Task to carry out -
Reproduce the listing word for word, leaving every picture behind.

Raw data -
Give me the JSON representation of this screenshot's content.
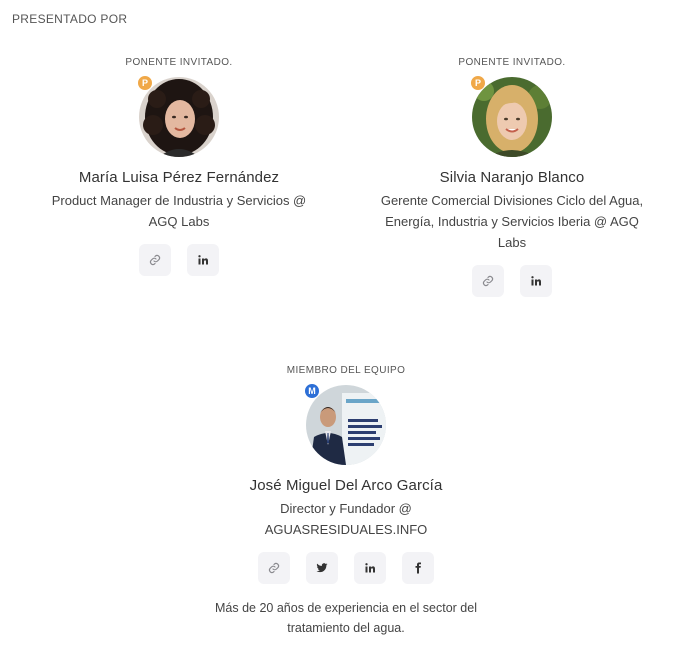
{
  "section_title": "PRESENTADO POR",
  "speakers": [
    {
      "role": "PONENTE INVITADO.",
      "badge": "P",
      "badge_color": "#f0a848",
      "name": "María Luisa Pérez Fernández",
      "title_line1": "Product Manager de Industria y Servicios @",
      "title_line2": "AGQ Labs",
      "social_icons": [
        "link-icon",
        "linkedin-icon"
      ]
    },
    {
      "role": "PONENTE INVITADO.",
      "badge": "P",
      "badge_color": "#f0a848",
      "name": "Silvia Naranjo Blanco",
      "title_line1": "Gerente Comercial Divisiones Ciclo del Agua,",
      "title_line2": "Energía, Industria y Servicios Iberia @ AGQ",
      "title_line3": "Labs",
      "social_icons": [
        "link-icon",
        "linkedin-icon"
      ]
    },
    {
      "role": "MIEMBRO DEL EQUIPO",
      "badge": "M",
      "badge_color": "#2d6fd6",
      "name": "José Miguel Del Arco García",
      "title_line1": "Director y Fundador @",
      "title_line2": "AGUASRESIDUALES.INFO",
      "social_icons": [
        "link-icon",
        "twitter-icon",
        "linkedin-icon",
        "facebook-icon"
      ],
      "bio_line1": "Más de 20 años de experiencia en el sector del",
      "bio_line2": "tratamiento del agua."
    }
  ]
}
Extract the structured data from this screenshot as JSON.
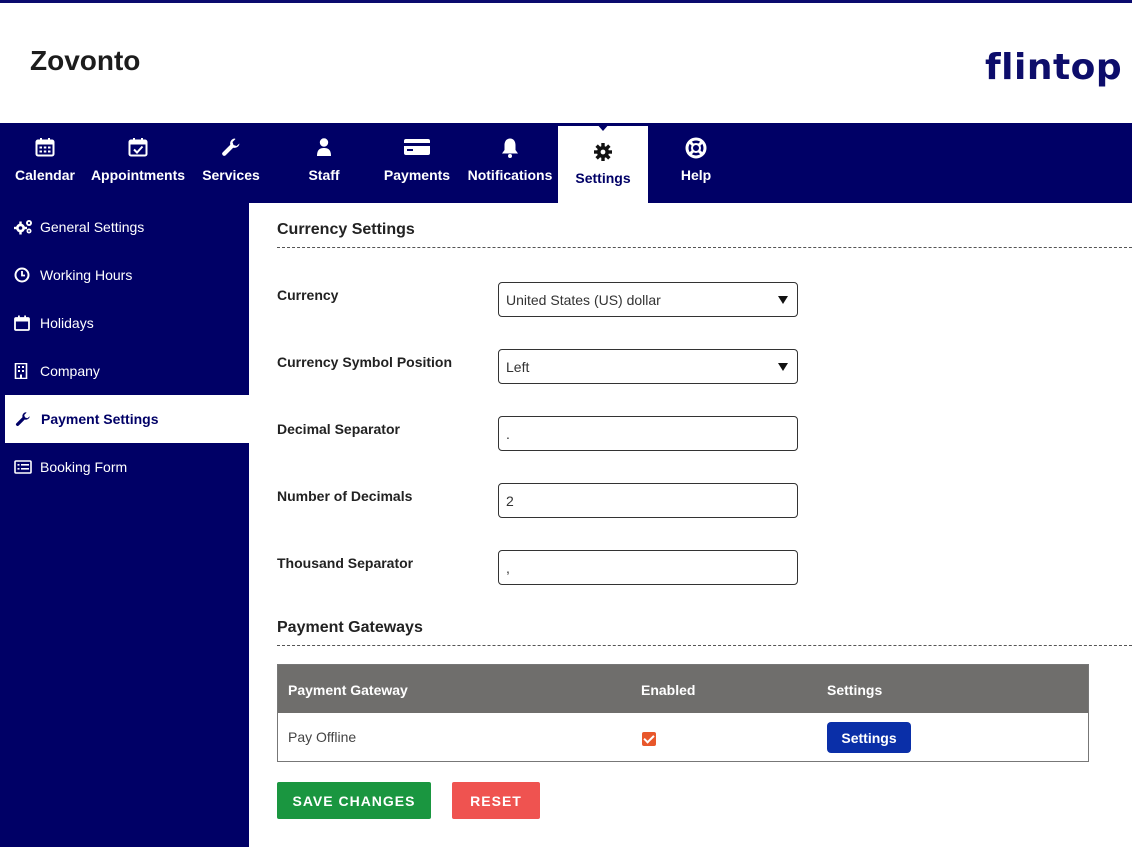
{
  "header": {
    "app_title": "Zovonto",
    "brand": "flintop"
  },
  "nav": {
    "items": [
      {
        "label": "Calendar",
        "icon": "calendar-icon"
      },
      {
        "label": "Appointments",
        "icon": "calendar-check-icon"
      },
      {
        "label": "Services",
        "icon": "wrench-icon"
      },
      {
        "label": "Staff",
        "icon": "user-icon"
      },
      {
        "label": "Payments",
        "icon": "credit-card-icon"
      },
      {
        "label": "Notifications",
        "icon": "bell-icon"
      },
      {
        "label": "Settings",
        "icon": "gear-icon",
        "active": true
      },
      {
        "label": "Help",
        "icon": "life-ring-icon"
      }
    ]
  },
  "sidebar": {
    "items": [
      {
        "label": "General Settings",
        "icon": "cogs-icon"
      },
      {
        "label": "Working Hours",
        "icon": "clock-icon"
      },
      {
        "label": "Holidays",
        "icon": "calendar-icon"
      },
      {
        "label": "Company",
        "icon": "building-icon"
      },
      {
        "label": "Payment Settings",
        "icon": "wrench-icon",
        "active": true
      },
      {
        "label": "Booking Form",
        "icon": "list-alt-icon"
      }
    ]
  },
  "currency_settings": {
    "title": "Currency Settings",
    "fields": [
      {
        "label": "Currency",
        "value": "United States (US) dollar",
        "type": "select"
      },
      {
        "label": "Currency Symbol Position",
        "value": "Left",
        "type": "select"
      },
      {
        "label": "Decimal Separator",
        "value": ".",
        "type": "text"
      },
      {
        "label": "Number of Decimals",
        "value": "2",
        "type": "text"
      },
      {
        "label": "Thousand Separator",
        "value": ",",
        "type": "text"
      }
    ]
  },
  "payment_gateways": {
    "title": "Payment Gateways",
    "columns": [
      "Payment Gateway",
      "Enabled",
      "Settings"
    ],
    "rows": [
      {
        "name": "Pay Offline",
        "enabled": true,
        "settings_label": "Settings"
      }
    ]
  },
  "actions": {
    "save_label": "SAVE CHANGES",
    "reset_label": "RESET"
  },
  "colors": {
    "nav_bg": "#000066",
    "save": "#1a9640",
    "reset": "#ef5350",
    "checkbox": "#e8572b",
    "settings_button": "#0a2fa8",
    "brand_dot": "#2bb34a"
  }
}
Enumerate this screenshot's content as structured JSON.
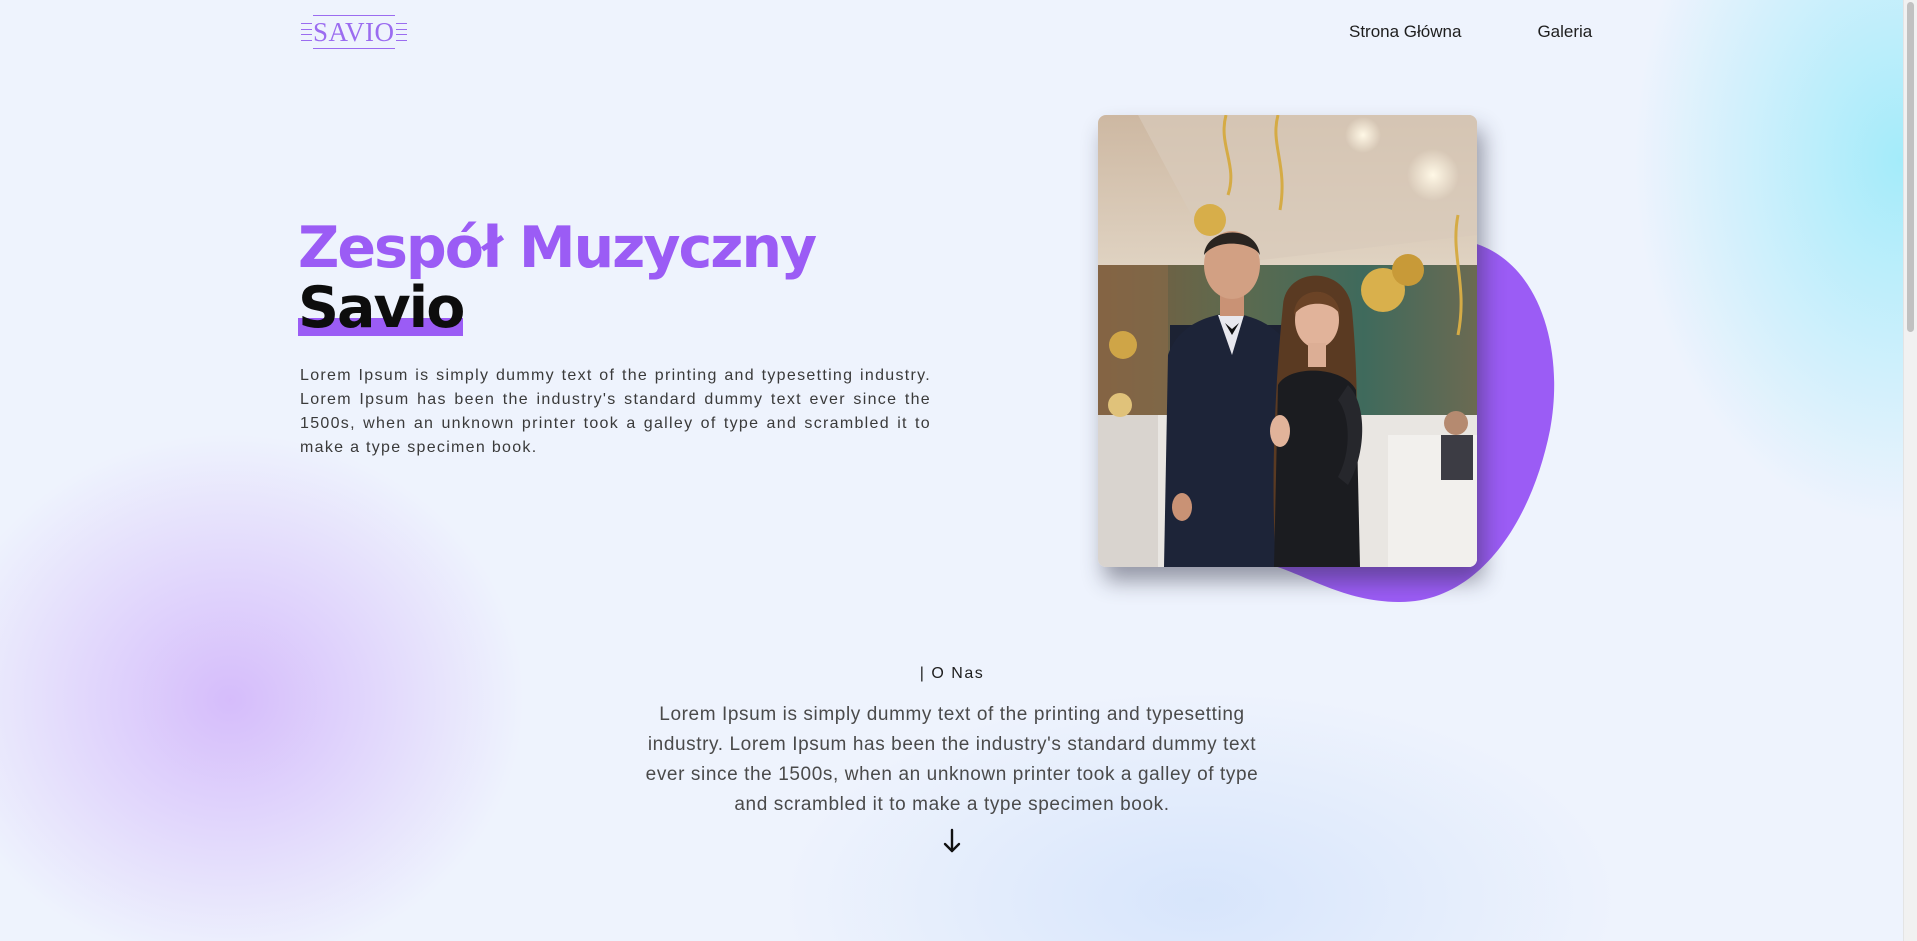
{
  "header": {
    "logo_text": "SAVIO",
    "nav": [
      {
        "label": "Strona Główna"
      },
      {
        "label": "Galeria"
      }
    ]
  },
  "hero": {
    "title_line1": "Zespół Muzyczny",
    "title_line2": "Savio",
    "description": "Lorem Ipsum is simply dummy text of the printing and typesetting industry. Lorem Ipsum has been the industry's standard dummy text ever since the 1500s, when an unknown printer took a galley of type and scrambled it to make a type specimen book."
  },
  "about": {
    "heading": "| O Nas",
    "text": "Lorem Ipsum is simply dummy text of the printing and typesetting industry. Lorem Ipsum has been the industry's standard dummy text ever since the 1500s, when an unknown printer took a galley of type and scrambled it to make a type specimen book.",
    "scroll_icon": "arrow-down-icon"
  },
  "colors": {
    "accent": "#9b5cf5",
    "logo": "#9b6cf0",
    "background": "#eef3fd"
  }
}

Result of the exercise -
Give me the JSON representation of this screenshot's content.
{
  "section_title": "PRESENTADO POR",
  "speakers": [
    {
      "role": "PONENTE INVITADO.",
      "badge": "P",
      "badge_color": "#f0a848",
      "name": "María Luisa Pérez Fernández",
      "title_line1": "Product Manager de Industria y Servicios @",
      "title_line2": "AGQ Labs",
      "social_icons": [
        "link-icon",
        "linkedin-icon"
      ]
    },
    {
      "role": "PONENTE INVITADO.",
      "badge": "P",
      "badge_color": "#f0a848",
      "name": "Silvia Naranjo Blanco",
      "title_line1": "Gerente Comercial Divisiones Ciclo del Agua,",
      "title_line2": "Energía, Industria y Servicios Iberia @ AGQ",
      "title_line3": "Labs",
      "social_icons": [
        "link-icon",
        "linkedin-icon"
      ]
    },
    {
      "role": "MIEMBRO DEL EQUIPO",
      "badge": "M",
      "badge_color": "#2d6fd6",
      "name": "José Miguel Del Arco García",
      "title_line1": "Director y Fundador @",
      "title_line2": "AGUASRESIDUALES.INFO",
      "social_icons": [
        "link-icon",
        "twitter-icon",
        "linkedin-icon",
        "facebook-icon"
      ],
      "bio_line1": "Más de 20 años de experiencia en el sector del",
      "bio_line2": "tratamiento del agua."
    }
  ]
}
Extract the structured data from this screenshot as JSON.
{
  "header": {
    "app_title": "Zovonto",
    "brand": "flintop"
  },
  "nav": {
    "items": [
      {
        "label": "Calendar",
        "icon": "calendar-icon"
      },
      {
        "label": "Appointments",
        "icon": "calendar-check-icon"
      },
      {
        "label": "Services",
        "icon": "wrench-icon"
      },
      {
        "label": "Staff",
        "icon": "user-icon"
      },
      {
        "label": "Payments",
        "icon": "credit-card-icon"
      },
      {
        "label": "Notifications",
        "icon": "bell-icon"
      },
      {
        "label": "Settings",
        "icon": "gear-icon",
        "active": true
      },
      {
        "label": "Help",
        "icon": "life-ring-icon"
      }
    ]
  },
  "sidebar": {
    "items": [
      {
        "label": "General Settings",
        "icon": "cogs-icon"
      },
      {
        "label": "Working Hours",
        "icon": "clock-icon"
      },
      {
        "label": "Holidays",
        "icon": "calendar-icon"
      },
      {
        "label": "Company",
        "icon": "building-icon"
      },
      {
        "label": "Payment Settings",
        "icon": "wrench-icon",
        "active": true
      },
      {
        "label": "Booking Form",
        "icon": "list-alt-icon"
      }
    ]
  },
  "currency_settings": {
    "title": "Currency Settings",
    "fields": [
      {
        "label": "Currency",
        "value": "United States (US) dollar",
        "type": "select"
      },
      {
        "label": "Currency Symbol Position",
        "value": "Left",
        "type": "select"
      },
      {
        "label": "Decimal Separator",
        "value": ".",
        "type": "text"
      },
      {
        "label": "Number of Decimals",
        "value": "2",
        "type": "text"
      },
      {
        "label": "Thousand Separator",
        "value": ",",
        "type": "text"
      }
    ]
  },
  "payment_gateways": {
    "title": "Payment Gateways",
    "columns": [
      "Payment Gateway",
      "Enabled",
      "Settings"
    ],
    "rows": [
      {
        "name": "Pay Offline",
        "enabled": true,
        "settings_label": "Settings"
      }
    ]
  },
  "actions": {
    "save_label": "SAVE CHANGES",
    "reset_label": "RESET"
  },
  "colors": {
    "nav_bg": "#000066",
    "save": "#1a9640",
    "reset": "#ef5350",
    "checkbox": "#e8572b",
    "settings_button": "#0a2fa8",
    "brand_dot": "#2bb34a"
  }
}
Enumerate this screenshot's content as structured JSON.
{
  "header": {
    "logo_text": "SAVIO",
    "nav": [
      {
        "label": "Strona Główna"
      },
      {
        "label": "Galeria"
      }
    ]
  },
  "hero": {
    "title_line1": "Zespół Muzyczny",
    "title_line2": "Savio",
    "description": "Lorem Ipsum is simply dummy text of the printing and typesetting industry. Lorem Ipsum has been the industry's standard dummy text ever since the 1500s, when an unknown printer took a galley of type and scrambled it to make a type specimen book."
  },
  "about": {
    "heading": "| O Nas",
    "text": "Lorem Ipsum is simply dummy text of the printing and typesetting industry. Lorem Ipsum has been the industry's standard dummy text ever since the 1500s, when an unknown printer took a galley of type and scrambled it to make a type specimen book.",
    "scroll_icon": "arrow-down-icon"
  },
  "colors": {
    "accent": "#9b5cf5",
    "logo": "#9b6cf0",
    "background": "#eef3fd"
  }
}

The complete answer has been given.